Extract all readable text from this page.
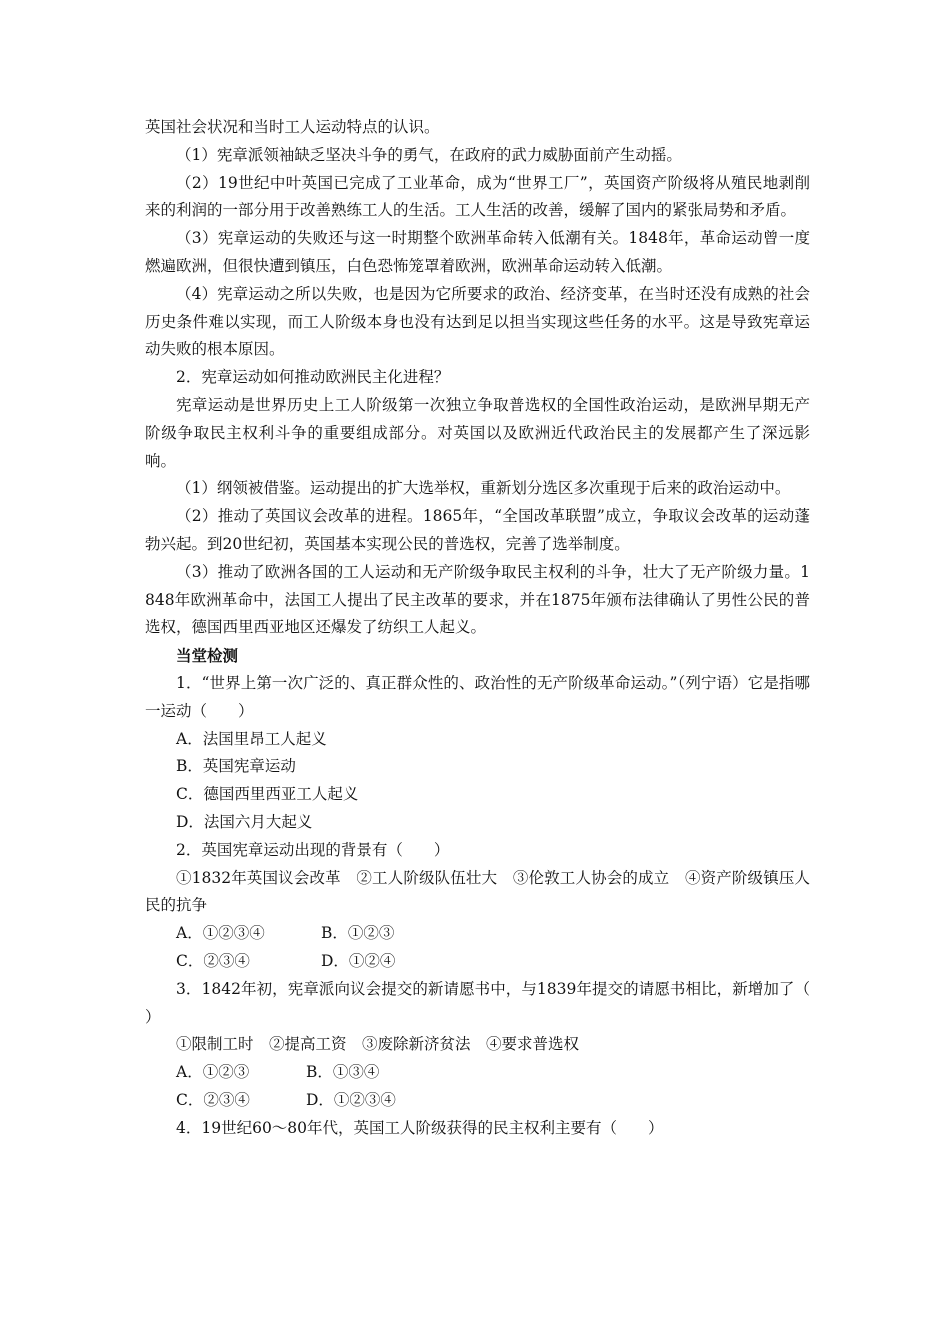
英国社会状况和当时工人运动特点的认识。

（1）宪章派领袖缺乏坚决斗争的勇气，在政府的武力威胁面前产生动摇。

（2）19世纪中叶英国已完成了工业革命，成为“世界工厂”，英国资产阶级将从殖民地剥削来的利润的一部分用于改善熟练工人的生活。工人生活的改善，缓解了国内的紧张局势和矛盾。

（3）宪章运动的失败还与这一时期整个欧洲革命转入低潮有关。1848年，革命运动曾一度燃遍欧洲，但很快遭到镇压，白色恐怖笼罩着欧洲，欧洲革命运动转入低潮。

（4）宪章运动之所以失败，也是因为它所要求的政治、经济变革，在当时还没有成熟的社会历史条件难以实现，而工人阶级本身也没有达到足以担当实现这些任务的水平。这是导致宪章运动失败的根本原因。

2．宪章运动如何推动欧洲民主化进程？

宪章运动是世界历史上工人阶级第一次独立争取普选权的全国性政治运动，是欧洲早期无产阶级争取民主权利斗争的重要组成部分。对英国以及欧洲近代政治民主的发展都产生了深远影响。

（1）纲领被借鉴。运动提出的扩大选举权，重新划分选区多次重现于后来的政治运动中。

（2）推动了英国议会改革的进程。1865年，“全国改革联盟”成立，争取议会改革的运动蓬勃兴起。到20世纪初，英国基本实现公民的普选权，完善了选举制度。

（3）推动了欧洲各国的工人运动和无产阶级争取民主权利的斗争，壮大了无产阶级力量。1848年欧洲革命中，法国工人提出了民主改革的要求，并在1875年颁布法律确认了男性公民的普选权，德国西里西亚地区还爆发了纺织工人起义。

当堂检测

1．“世界上第一次广泛的、真正群众性的、政治性的无产阶级革命运动。”（列宁语）它是指哪一运动（　　）

A．法国里昂工人起义

B．英国宪章运动

C．德国西里西亚工人起义

D．法国六月大起义

2．英国宪章运动出现的背景有（　　）

①1832年英国议会改革　②工人阶级队伍壮大　③伦敦工人协会的成立　④资产阶级镇压人民的抗争

A．①②③④	B．①②③

C．②③④	D．①②④

3．1842年初，宪章派向议会提交的新请愿书中，与1839年提交的请愿书相比，新增加了（　　）

①限制工时　②提高工资　③废除新济贫法　④要求普选权

A．①②③	B．①③④

C．②③④	D．①②③④

4．19世纪60～80年代，英国工人阶级获得的民主权利主要有（　　）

━━━━━━━━━━━━━━━━

→ What needs to be done
Output the lines above in full and exactly as given, omitting any pictures.

→ Response to the exercise
Extract all readable text from this page.
英国社会状况和当时工人运动特点的认识。

（1）宪章派领袖缺乏坚决斗争的勇气，在政府的武力威胁面前产生动摇。

（2）19世纪中叶英国已完成了工业革命，成为“世界工厂”，英国资产阶级将从殖民地剥削来的利润的一部分用于改善熟练工人的生活。工人生活的改善，缓解了国内的紧张局势和矛盾。

（3）宪章运动的失败还与这一时期整个欧洲革命转入低潮有关。1848年，革命运动曾一度燃遍欧洲，但很快遭到镇压，白色恐怖笼罩着欧洲，欧洲革命运动转入低潮。

（4）宪章运动之所以失败，也是因为它所要求的政治、经济变革，在当时还没有成熟的社会历史条件难以实现，而工人阶级本身也没有达到足以担当实现这些任务的水平。这是导致宪章运动失败的根本原因。

2．宪章运动如何推动欧洲民主化进程？

宪章运动是世界历史上工人阶级第一次独立争取普选权的全国性政治运动，是欧洲早期无产阶级争取民主权利斗争的重要组成部分。对英国以及欧洲近代政治民主的发展都产生了深远影响。

（1）纲领被借鉴。运动提出的扩大选举权，重新划分选区多次重现于后来的政治运动中。

（2）推动了英国议会改革的进程。1865年，“全国改革联盟”成立，争取议会改革的运动蓬勃兴起。到20世纪初，英国基本实现公民的普选权，完善了选举制度。

（3）推动了欧洲各国的工人运动和无产阶级争取民主权利的斗争，壮大了无产阶级力量。1848年欧洲革命中，法国工人提出了民主改革的要求，并在1875年颁布法律确认了男性公民的普选权，德国西里西亚地区还爆发了纺织工人起义。

当堂检测

1．“世界上第一次广泛的、真正群众性的、政治性的无产阶级革命运动。”（列宁语）它是指哪一运动（　　）

A．法国里昂工人起义

B．英国宪章运动

C．德国西里西亚工人起义

D．法国六月大起义

2．英国宪章运动出现的背景有（　　）

①1832年英国议会改革　②工人阶级队伍壮大　③伦敦工人协会的成立　④资产阶级镇压人民的抗争

A．①②③④	B．①②③

C．②③④	D．①②④

3．1842年初，宪章派向议会提交的新请愿书中，与1839年提交的请愿书相比，新增加了（　　）

①限制工时　②提高工资　③废除新济贫法　④要求普选权

A．①②③	B．①③④

C．②③④	D．①②③④

4．19世纪60～80年代，英国工人阶级获得的民主权利主要有（　　）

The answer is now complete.